• **What to produce**
List the lines of this listing that hold the word "JSON".

[Data provided start]

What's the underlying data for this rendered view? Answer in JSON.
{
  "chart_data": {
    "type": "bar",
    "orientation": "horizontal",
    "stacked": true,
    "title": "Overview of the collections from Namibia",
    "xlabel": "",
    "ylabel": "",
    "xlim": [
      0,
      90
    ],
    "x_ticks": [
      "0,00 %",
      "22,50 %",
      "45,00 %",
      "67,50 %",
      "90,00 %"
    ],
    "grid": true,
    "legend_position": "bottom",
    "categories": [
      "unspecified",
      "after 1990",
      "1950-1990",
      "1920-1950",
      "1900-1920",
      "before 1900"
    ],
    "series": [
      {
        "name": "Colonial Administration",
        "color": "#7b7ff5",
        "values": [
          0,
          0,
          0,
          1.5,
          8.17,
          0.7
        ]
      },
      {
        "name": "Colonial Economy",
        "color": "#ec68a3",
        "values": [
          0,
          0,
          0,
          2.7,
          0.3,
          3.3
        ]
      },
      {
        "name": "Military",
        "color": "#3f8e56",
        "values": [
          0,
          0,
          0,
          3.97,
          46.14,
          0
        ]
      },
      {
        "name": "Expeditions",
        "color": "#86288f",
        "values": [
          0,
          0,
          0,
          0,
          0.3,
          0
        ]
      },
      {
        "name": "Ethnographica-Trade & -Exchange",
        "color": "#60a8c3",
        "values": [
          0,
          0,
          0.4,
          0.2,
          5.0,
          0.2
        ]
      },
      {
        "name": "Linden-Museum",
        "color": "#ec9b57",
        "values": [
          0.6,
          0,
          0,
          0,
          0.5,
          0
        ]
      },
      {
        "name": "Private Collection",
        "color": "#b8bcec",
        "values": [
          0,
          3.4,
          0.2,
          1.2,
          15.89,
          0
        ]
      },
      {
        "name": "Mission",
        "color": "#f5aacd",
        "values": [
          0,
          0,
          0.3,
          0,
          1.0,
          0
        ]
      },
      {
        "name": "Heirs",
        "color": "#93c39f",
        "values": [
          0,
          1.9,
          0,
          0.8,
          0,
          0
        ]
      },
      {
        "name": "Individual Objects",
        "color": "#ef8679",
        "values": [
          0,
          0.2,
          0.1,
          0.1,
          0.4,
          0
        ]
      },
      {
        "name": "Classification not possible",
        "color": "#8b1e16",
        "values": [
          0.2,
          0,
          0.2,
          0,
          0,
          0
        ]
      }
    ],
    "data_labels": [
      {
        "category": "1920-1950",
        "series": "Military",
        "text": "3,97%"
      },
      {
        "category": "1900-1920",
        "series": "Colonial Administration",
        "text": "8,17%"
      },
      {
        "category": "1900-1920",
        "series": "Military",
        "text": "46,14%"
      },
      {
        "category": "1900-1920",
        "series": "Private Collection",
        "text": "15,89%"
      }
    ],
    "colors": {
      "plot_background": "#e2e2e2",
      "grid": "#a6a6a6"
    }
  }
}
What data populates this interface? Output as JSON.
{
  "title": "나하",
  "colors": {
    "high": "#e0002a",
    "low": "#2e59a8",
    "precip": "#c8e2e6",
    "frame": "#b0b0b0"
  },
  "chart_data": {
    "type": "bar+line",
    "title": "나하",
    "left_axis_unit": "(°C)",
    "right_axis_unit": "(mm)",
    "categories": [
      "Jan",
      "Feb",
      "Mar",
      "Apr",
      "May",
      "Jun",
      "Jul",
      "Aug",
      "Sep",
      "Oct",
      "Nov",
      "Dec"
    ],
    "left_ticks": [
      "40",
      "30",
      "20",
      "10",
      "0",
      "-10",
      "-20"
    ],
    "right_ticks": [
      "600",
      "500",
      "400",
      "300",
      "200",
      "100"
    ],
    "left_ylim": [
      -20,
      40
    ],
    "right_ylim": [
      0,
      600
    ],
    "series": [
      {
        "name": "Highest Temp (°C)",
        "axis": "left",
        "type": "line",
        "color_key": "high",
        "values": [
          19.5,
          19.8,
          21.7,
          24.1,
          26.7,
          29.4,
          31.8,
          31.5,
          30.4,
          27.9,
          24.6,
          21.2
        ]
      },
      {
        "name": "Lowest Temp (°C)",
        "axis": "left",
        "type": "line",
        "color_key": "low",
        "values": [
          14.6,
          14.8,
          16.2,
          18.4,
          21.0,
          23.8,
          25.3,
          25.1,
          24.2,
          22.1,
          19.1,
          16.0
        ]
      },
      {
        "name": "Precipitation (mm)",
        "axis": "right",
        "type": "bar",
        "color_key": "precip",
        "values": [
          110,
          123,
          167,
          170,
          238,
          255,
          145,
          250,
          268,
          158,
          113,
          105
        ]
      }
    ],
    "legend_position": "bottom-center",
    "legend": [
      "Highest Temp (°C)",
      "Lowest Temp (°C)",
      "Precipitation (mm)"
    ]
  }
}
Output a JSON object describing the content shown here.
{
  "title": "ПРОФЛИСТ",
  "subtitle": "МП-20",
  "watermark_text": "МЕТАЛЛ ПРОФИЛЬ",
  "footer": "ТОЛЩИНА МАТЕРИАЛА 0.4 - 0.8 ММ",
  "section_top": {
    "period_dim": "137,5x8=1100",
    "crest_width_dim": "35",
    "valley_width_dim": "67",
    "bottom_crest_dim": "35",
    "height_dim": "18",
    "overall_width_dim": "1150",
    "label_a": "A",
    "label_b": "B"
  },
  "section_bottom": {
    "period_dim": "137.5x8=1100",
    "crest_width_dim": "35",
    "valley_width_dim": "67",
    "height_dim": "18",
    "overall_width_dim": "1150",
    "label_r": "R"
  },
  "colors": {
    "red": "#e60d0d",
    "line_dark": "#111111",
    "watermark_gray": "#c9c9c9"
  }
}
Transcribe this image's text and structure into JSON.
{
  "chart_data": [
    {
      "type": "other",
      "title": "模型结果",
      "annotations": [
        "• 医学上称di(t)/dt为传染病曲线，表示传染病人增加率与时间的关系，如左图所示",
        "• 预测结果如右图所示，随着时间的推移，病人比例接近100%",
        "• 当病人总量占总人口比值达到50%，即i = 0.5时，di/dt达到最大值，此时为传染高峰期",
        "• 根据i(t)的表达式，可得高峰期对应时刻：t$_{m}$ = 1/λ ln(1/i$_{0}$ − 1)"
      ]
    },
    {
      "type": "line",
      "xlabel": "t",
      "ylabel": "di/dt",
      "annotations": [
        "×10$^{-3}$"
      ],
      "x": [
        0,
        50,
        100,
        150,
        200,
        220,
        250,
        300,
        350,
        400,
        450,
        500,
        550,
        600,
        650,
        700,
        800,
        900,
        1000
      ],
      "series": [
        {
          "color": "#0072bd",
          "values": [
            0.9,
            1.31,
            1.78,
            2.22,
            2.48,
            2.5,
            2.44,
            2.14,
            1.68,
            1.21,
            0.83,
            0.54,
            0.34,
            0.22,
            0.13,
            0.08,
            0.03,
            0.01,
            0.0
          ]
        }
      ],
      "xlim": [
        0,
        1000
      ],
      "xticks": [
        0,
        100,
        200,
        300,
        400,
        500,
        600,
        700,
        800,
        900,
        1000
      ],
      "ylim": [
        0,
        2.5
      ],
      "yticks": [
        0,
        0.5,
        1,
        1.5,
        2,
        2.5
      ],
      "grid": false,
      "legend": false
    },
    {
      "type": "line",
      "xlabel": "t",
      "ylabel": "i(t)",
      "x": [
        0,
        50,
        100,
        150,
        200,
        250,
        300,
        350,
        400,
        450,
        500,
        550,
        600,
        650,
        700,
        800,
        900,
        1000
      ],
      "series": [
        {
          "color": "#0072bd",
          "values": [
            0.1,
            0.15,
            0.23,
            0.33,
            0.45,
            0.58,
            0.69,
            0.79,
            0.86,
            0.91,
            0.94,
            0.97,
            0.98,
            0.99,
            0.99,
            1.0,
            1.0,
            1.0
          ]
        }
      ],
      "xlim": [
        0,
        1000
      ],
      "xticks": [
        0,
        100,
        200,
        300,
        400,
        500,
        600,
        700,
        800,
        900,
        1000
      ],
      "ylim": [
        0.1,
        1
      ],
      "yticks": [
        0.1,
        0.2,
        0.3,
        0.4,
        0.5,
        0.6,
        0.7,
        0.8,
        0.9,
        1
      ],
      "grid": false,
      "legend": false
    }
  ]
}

[Data provided end]

• **Output**
What's the underlying data for this rendered view? Answer in JSON.
What data populates this interface? Output as JSON.
Output a JSON object describing the content shown here.
Transcribe this image's text and structure into JSON.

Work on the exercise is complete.